● Brief
Give the number of lines containing the word "complier" and nothing more.
-- start of Given information --
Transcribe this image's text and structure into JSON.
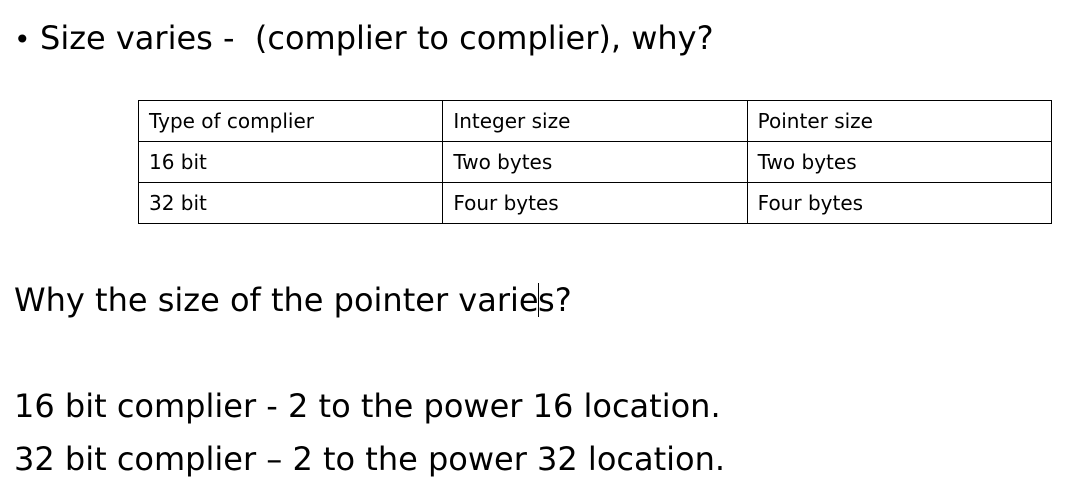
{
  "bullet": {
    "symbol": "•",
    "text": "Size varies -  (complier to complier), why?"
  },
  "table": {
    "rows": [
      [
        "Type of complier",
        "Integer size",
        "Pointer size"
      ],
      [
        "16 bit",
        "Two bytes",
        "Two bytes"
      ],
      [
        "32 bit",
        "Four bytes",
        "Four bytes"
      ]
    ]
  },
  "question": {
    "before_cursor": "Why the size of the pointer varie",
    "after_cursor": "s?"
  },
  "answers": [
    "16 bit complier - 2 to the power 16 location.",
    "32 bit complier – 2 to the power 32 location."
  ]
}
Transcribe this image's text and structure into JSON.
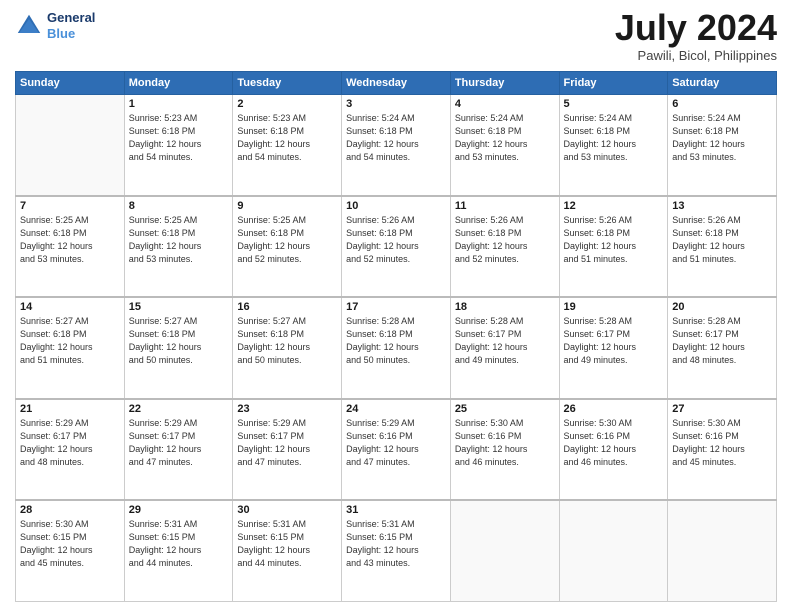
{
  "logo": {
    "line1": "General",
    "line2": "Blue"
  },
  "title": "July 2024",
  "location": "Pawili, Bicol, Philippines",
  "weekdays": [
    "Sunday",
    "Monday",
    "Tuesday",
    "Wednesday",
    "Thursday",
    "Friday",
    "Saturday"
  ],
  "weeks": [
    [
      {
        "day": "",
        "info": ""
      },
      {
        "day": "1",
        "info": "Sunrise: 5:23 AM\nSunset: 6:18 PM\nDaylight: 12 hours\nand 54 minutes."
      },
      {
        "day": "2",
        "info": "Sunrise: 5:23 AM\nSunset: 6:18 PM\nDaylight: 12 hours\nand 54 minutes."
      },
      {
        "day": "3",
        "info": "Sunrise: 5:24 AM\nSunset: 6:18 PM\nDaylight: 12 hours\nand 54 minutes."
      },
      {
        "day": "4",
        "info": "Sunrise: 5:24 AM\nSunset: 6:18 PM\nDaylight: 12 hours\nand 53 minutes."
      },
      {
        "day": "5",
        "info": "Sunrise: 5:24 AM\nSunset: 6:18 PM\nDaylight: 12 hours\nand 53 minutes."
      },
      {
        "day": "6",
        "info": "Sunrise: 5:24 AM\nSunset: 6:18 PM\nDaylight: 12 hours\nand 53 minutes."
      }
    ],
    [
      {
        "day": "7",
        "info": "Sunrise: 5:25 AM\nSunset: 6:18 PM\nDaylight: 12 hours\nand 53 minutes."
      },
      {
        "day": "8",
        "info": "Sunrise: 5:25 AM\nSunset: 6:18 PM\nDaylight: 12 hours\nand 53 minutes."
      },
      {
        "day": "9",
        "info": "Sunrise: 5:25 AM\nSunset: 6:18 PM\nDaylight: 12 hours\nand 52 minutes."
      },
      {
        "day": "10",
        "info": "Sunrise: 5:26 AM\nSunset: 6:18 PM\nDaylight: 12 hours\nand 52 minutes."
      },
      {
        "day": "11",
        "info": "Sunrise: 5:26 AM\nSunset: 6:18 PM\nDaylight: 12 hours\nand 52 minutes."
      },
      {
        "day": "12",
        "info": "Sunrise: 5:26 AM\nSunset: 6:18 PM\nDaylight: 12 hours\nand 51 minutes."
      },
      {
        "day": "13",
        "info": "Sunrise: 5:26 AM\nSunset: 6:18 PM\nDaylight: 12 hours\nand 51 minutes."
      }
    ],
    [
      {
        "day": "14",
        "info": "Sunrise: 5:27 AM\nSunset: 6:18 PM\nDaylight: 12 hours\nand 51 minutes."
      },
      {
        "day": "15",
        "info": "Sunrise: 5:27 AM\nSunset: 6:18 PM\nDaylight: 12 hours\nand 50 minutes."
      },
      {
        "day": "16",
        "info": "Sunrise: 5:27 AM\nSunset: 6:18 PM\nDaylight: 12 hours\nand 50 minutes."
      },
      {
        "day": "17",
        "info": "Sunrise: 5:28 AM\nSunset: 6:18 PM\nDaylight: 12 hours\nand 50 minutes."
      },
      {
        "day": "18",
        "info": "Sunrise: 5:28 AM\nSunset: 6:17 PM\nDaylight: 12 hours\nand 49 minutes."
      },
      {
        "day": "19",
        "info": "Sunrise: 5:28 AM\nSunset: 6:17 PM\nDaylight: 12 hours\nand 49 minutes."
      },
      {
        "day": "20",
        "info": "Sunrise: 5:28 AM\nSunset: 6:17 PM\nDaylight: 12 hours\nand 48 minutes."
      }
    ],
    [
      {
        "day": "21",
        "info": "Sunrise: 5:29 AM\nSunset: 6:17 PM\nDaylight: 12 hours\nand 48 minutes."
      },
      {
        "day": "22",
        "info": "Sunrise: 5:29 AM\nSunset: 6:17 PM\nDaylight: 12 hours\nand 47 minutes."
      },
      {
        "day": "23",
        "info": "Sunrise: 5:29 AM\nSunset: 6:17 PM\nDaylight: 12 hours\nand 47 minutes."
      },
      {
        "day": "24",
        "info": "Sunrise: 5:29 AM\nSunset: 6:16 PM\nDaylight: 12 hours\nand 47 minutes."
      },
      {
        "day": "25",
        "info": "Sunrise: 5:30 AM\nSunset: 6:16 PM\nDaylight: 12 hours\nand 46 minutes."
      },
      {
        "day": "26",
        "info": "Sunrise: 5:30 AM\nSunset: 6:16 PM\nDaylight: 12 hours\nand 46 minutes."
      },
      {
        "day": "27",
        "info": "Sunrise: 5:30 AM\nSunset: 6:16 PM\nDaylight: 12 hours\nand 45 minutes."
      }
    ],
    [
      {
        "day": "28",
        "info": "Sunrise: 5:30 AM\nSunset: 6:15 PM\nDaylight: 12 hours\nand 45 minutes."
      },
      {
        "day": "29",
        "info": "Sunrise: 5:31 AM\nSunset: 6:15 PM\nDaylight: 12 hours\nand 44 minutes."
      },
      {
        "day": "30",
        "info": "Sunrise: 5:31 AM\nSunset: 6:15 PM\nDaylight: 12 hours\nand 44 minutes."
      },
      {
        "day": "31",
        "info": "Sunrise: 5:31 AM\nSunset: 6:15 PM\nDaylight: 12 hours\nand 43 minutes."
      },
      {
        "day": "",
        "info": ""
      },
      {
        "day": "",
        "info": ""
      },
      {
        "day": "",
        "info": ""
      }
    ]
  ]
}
-- end of Given information --
● Completed exercise
4